▸ Exercise requirements: Lines containing "семинар" are to be counted. Give the number and nothing more.

▸ Dataset excerpts:
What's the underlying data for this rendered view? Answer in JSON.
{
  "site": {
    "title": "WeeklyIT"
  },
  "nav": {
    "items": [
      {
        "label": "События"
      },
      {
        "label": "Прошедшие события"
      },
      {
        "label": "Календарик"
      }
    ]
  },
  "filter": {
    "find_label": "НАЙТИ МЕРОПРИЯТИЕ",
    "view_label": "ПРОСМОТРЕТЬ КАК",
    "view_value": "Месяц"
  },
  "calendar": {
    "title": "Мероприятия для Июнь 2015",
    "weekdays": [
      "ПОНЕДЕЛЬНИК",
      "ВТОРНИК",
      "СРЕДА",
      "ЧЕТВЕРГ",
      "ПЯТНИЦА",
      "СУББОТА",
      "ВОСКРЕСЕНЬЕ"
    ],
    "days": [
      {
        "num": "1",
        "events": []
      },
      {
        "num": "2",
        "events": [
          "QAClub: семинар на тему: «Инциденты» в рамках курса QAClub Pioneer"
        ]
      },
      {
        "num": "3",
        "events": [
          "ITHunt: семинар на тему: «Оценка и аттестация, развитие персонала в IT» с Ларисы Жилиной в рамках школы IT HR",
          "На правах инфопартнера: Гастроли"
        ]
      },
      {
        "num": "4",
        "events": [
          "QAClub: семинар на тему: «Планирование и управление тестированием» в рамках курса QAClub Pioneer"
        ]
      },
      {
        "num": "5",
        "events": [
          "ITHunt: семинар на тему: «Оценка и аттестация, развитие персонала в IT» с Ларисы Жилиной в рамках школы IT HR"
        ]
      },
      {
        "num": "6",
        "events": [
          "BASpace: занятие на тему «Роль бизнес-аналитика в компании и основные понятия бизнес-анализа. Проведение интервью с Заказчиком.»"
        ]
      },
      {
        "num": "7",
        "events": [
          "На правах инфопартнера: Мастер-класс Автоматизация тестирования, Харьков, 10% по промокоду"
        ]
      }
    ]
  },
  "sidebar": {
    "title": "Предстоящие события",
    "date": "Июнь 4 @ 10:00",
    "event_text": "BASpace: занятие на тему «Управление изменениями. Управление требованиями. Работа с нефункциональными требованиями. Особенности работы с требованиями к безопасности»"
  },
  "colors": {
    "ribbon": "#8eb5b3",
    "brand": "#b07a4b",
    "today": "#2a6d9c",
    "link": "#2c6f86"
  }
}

▸ Output of the task: 4